Find the lines with "content" in them and copy them out.

━━━━

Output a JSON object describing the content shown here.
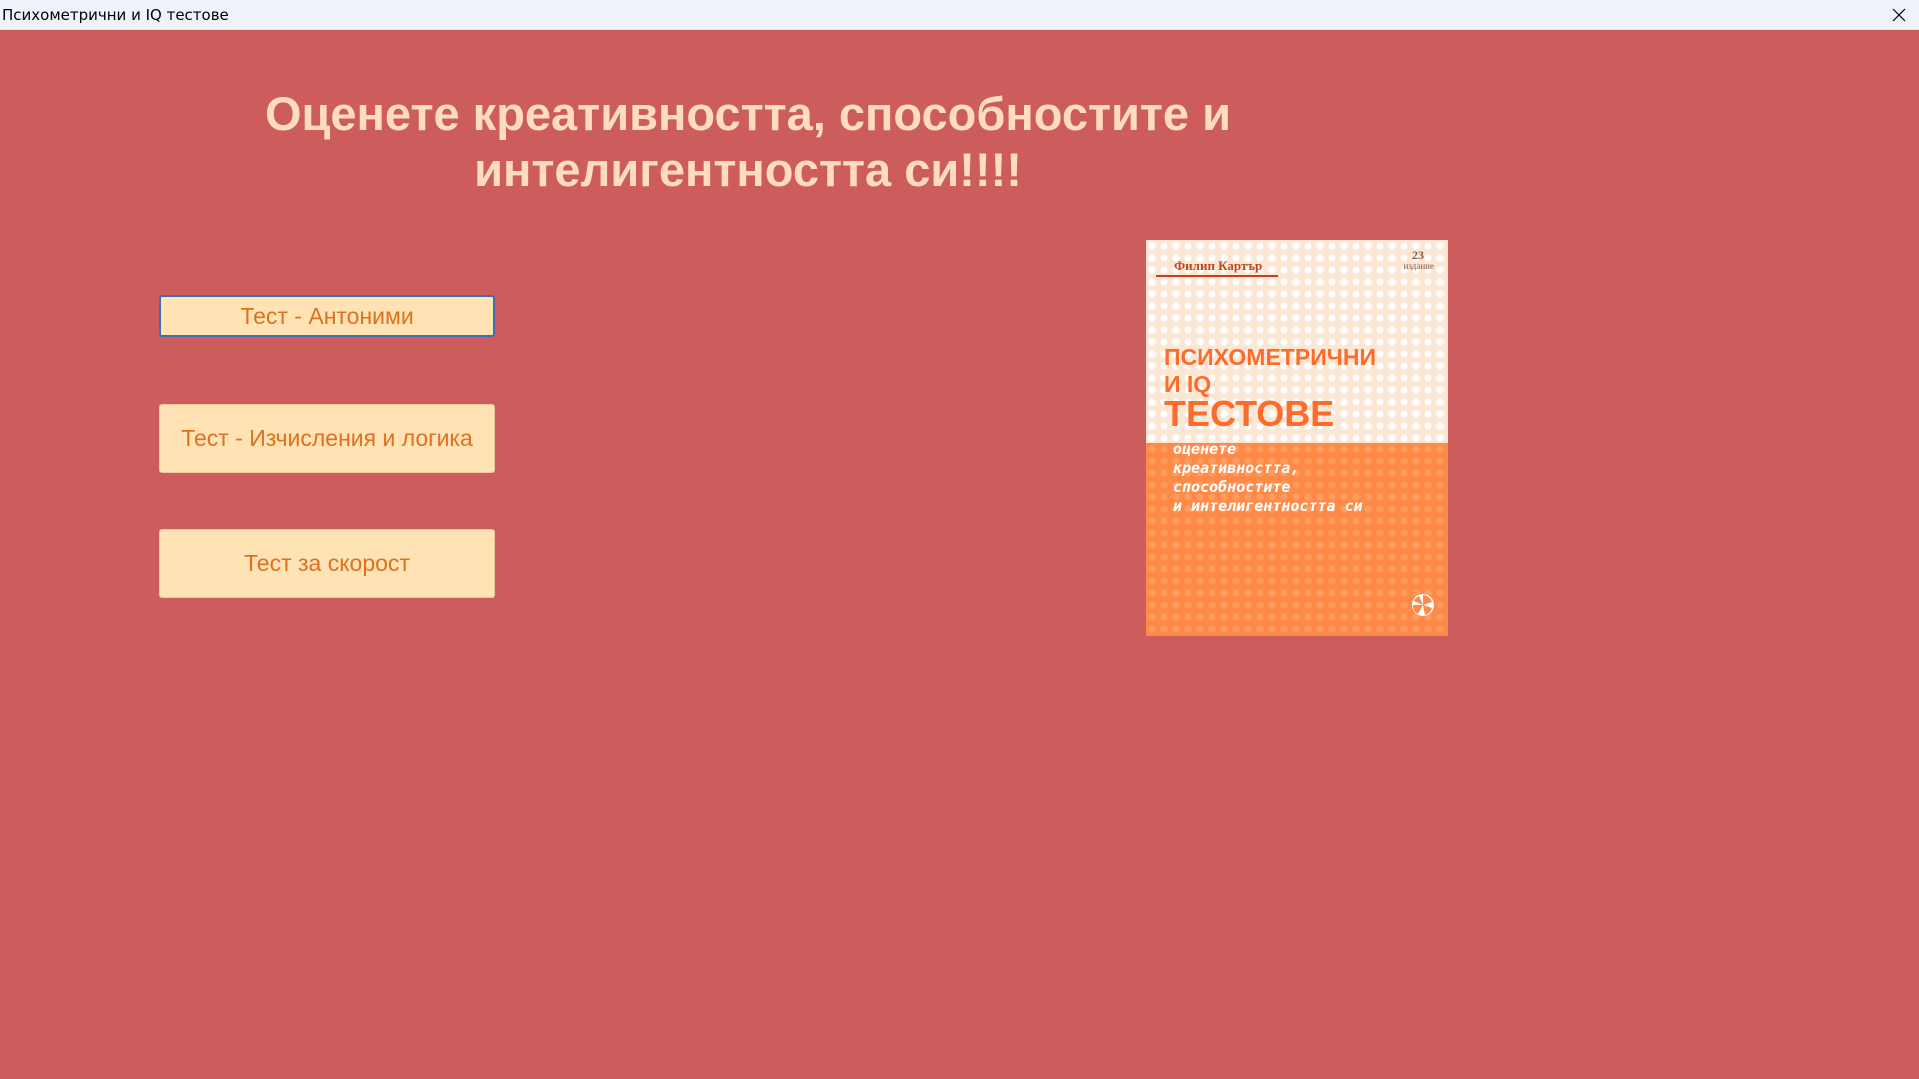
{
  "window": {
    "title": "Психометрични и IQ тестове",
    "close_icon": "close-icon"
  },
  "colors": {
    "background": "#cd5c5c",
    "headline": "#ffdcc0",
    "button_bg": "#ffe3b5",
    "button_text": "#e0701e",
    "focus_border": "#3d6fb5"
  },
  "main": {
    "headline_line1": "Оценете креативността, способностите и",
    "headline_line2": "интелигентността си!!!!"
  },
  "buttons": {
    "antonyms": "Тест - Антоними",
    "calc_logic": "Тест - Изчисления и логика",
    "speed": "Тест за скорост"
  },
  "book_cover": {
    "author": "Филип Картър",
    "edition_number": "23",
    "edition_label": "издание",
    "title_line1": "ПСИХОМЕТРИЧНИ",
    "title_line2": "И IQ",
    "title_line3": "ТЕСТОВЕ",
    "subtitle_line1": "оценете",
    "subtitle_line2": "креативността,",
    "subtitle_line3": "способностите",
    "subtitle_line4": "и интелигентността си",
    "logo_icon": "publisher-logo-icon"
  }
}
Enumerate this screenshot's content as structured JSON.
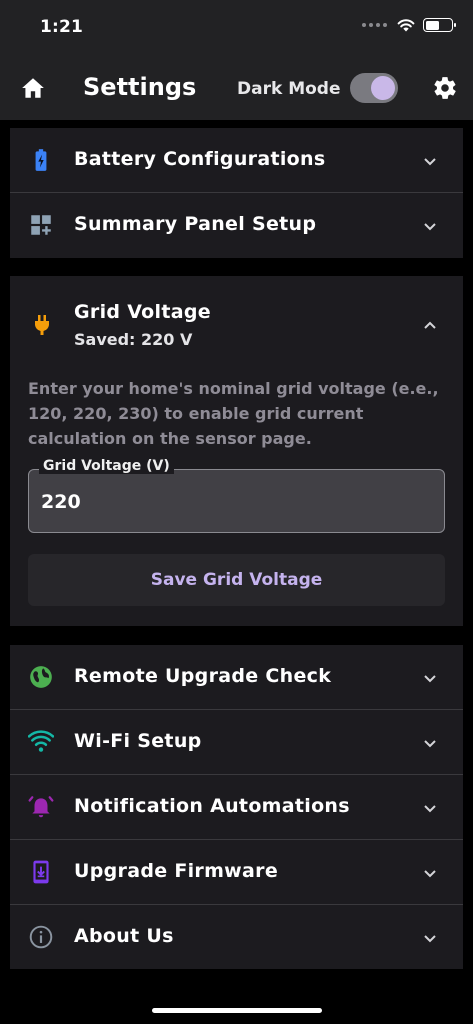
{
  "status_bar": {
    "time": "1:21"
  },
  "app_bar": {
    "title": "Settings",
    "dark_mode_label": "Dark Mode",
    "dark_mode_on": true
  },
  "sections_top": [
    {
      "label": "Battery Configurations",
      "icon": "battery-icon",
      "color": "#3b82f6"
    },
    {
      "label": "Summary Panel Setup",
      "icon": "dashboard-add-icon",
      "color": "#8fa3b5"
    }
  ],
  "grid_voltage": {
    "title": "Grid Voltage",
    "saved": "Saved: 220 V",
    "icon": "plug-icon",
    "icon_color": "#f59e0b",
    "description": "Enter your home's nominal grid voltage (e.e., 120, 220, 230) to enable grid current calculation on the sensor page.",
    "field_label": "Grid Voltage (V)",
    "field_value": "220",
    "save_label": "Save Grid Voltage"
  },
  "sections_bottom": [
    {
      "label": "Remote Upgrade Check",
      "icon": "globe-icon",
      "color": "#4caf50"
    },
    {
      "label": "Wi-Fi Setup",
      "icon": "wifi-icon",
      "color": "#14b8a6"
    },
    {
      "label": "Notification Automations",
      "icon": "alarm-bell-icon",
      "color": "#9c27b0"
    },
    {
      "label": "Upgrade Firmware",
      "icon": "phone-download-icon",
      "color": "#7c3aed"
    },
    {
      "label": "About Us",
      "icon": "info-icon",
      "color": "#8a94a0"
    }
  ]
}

━━━━

FULL RESPONSE:
Output a JSON object describing the content shown here.
Enumerate this screenshot's content as structured JSON.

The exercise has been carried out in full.